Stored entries
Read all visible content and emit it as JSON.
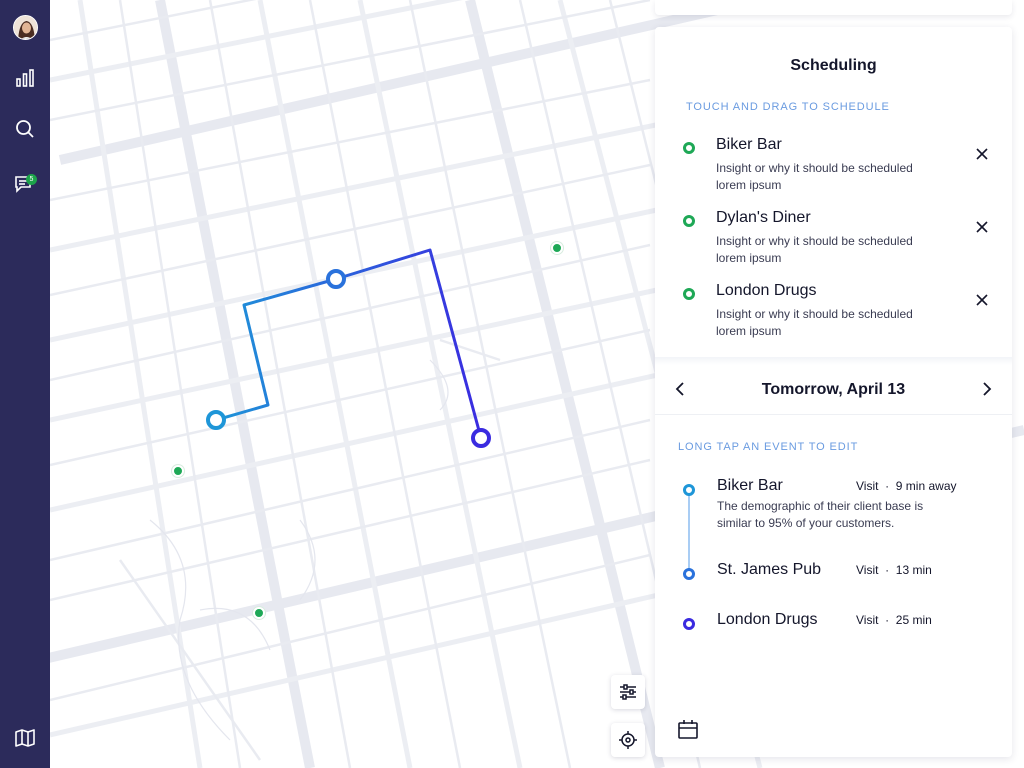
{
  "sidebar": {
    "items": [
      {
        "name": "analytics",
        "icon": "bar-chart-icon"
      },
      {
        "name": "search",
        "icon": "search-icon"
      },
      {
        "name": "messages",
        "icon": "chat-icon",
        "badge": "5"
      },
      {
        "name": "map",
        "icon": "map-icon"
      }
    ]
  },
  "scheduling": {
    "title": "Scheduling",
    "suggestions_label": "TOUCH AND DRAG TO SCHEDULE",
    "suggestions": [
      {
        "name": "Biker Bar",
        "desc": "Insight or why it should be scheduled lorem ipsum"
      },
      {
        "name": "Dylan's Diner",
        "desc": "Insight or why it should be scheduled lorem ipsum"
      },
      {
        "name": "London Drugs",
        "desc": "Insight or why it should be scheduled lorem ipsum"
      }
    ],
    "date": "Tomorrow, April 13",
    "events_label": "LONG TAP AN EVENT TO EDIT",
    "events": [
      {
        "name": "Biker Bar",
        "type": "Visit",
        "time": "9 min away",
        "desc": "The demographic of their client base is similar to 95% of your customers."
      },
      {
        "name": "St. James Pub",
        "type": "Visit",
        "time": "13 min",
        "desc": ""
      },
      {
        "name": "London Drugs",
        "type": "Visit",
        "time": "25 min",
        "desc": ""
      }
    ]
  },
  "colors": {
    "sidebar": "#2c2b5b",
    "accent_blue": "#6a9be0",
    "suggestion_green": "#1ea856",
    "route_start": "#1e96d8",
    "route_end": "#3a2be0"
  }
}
* * *
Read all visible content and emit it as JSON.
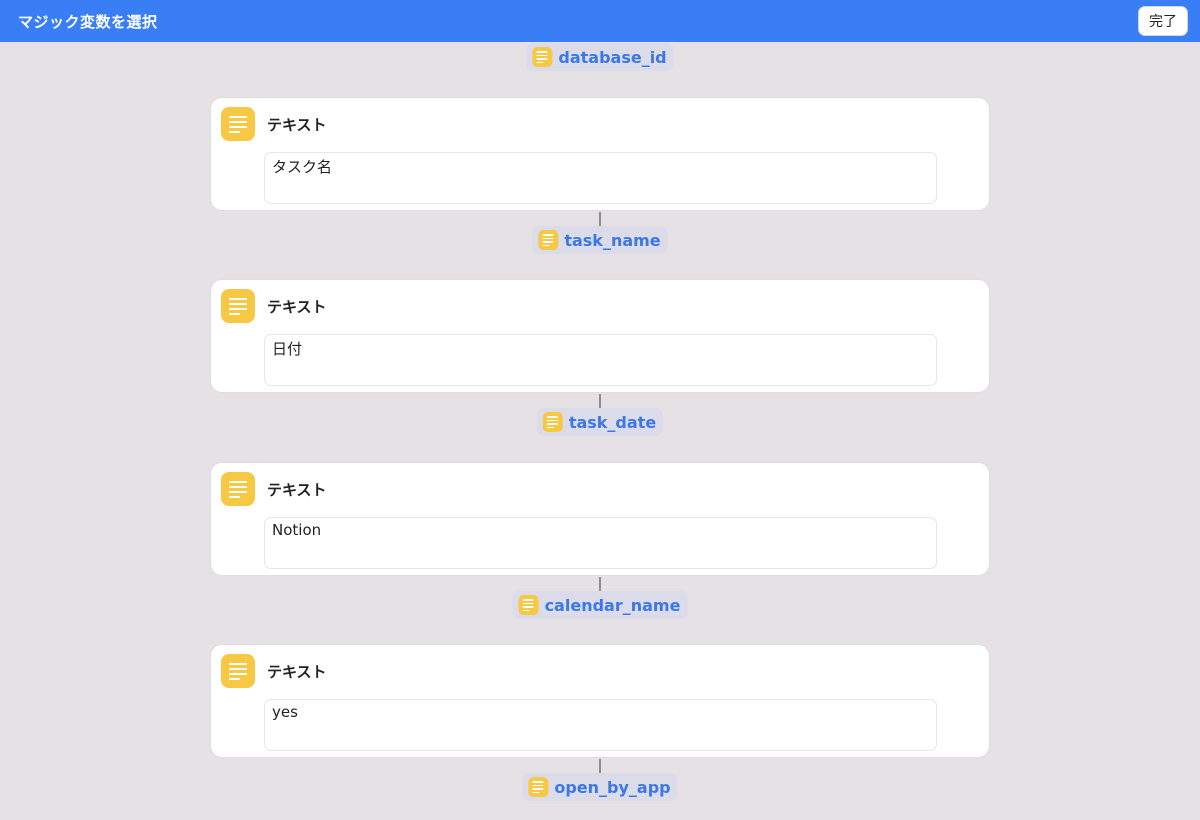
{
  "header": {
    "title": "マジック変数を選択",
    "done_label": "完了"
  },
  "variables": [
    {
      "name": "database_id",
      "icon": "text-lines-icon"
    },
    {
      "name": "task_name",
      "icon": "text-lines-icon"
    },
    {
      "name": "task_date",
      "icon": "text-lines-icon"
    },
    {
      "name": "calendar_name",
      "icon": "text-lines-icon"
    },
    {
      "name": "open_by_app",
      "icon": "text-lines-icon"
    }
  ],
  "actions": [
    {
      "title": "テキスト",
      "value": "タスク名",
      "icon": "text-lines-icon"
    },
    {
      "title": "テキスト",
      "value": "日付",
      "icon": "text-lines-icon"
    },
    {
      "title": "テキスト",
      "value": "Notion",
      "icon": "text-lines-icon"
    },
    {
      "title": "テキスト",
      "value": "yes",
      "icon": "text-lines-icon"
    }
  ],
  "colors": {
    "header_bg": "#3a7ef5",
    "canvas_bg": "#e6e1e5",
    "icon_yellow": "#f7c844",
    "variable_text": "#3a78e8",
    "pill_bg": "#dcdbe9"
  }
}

**EXERCISE GOAL**: Pick out every line holding the string "value" and return it.

**OUTPUT**:
      "value": "タスク名",
      "value": "日付",
      "value": "Notion",
      "value": "yes",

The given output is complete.